> **What to produce**: Set down all of the data exactly as it appears.

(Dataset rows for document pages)
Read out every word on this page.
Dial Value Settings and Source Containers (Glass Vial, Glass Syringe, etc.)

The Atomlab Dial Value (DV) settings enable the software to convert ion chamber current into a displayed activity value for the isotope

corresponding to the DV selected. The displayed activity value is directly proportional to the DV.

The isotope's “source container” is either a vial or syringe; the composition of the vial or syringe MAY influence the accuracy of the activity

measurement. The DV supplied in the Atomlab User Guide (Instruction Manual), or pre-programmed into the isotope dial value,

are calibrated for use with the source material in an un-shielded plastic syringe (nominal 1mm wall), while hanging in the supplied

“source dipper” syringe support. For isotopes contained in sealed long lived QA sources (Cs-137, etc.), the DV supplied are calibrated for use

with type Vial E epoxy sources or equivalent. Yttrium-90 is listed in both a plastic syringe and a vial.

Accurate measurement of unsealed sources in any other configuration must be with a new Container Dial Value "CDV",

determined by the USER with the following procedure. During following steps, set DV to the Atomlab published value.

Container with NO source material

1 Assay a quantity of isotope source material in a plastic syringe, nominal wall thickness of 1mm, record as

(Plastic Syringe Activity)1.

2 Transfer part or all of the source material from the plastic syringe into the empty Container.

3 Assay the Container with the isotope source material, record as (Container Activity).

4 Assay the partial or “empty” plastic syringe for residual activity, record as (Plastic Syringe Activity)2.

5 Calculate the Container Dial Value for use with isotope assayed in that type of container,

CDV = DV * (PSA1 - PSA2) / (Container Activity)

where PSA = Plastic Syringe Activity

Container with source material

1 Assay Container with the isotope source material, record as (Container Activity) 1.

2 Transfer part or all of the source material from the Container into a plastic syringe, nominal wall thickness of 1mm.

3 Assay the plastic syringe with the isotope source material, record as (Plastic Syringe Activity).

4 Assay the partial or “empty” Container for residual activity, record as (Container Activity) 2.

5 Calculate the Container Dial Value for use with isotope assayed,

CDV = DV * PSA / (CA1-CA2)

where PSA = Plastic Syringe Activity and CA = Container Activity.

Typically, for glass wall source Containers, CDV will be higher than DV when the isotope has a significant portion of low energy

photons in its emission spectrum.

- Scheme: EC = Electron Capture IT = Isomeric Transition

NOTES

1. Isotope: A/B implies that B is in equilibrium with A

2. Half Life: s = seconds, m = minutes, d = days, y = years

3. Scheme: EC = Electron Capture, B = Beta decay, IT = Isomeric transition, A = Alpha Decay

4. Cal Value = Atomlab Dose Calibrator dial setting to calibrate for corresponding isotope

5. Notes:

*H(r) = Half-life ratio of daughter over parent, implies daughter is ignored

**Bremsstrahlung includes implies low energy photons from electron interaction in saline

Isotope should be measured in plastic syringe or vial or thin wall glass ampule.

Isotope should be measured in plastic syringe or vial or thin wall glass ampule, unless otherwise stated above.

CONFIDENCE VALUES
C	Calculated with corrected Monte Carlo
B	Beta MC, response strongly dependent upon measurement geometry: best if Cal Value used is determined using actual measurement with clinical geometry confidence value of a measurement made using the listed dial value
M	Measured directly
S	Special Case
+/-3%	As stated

> **Result of this task**:
Read out every word on this page.
Dial Value Settings and Source Containers (Glass Vial, Glass Syringe, etc.)

The Atomlab Dial Value (DV) settings enable the software to convert ion chamber current into a displayed activity value for the isotope

corresponding to the DV selected. The displayed activity value is directly proportional to the DV.

The isotope's “source container” is either a vial or syringe; the composition of the vial or syringe MAY influence the accuracy of the activity

measurement. The DV supplied in the Atomlab User Guide (Instruction Manual), or pre-programmed into the isotope dial value,

are calibrated for use with the source material in an un-shielded plastic syringe (nominal 1mm wall), while hanging in the supplied

“source dipper” syringe support. For isotopes contained in sealed long lived QA sources (Cs-137, etc.), the DV supplied are calibrated for use

with type Vial E epoxy sources or equivalent. Yttrium-90 is listed in both a plastic syringe and a vial.

Accurate measurement of unsealed sources in any other configuration must be with a new Container Dial Value "CDV",

determined by the USER with the following procedure. During following steps, set DV to the Atomlab published value.

Container with NO source material

1 Assay a quantity of isotope source material in a plastic syringe, nominal wall thickness of 1mm, record as

(Plastic Syringe Activity)1.

2 Transfer part or all of the source material from the plastic syringe into the empty Container.

3 Assay the Container with the isotope source material, record as (Container Activity).

4 Assay the partial or “empty” plastic syringe for residual activity, record as (Plastic Syringe Activity)2.

5 Calculate the Container Dial Value for use with isotope assayed in that type of container,

CDV = DV * (PSA1 - PSA2) / (Container Activity)

where PSA = Plastic Syringe Activity

Container with source material

1 Assay Container with the isotope source material, record as (Container Activity) 1.

2 Transfer part or all of the source material from the Container into a plastic syringe, nominal wall thickness of 1mm.

3 Assay the plastic syringe with the isotope source material, record as (Plastic Syringe Activity).

4 Assay the partial or “empty” Container for residual activity, record as (Container Activity) 2.

5 Calculate the Container Dial Value for use with isotope assayed,

CDV = DV * PSA / (CA1-CA2)

where PSA = Plastic Syringe Activity and CA = Container Activity.

Typically, for glass wall source Containers, CDV will be higher than DV when the isotope has a significant portion of low energy

photons in its emission spectrum.

- Scheme: EC = Electron Capture IT = Isomeric Transition

NOTES

1. Isotope: A/B implies that B is in equilibrium with A

2. Half Life: s = seconds, m = minutes, d = days, y = years

3. Scheme: EC = Electron Capture, B = Beta decay, IT = Isomeric transition, A = Alpha Decay

4. Cal Value = Atomlab Dose Calibrator dial setting to calibrate for corresponding isotope

5. Notes:

*H(r) = Half-life ratio of daughter over parent, implies daughter is ignored

**Bremsstrahlung includes implies low energy photons from electron interaction in saline

Isotope should be measured in plastic syringe or vial or thin wall glass ampule.

Isotope should be measured in plastic syringe or vial or thin wall glass ampule, unless otherwise stated above.

CONFIDENCE VALUES
C	Calculated with corrected Monte Carlo
B	Beta MC, response strongly dependent upon measurement geometry: best if Cal Value used is determined using actual measurement with clinical geometry confidence value of a measurement made using the listed dial value
M	Measured directly
S	Special Case
+/-3%	As stated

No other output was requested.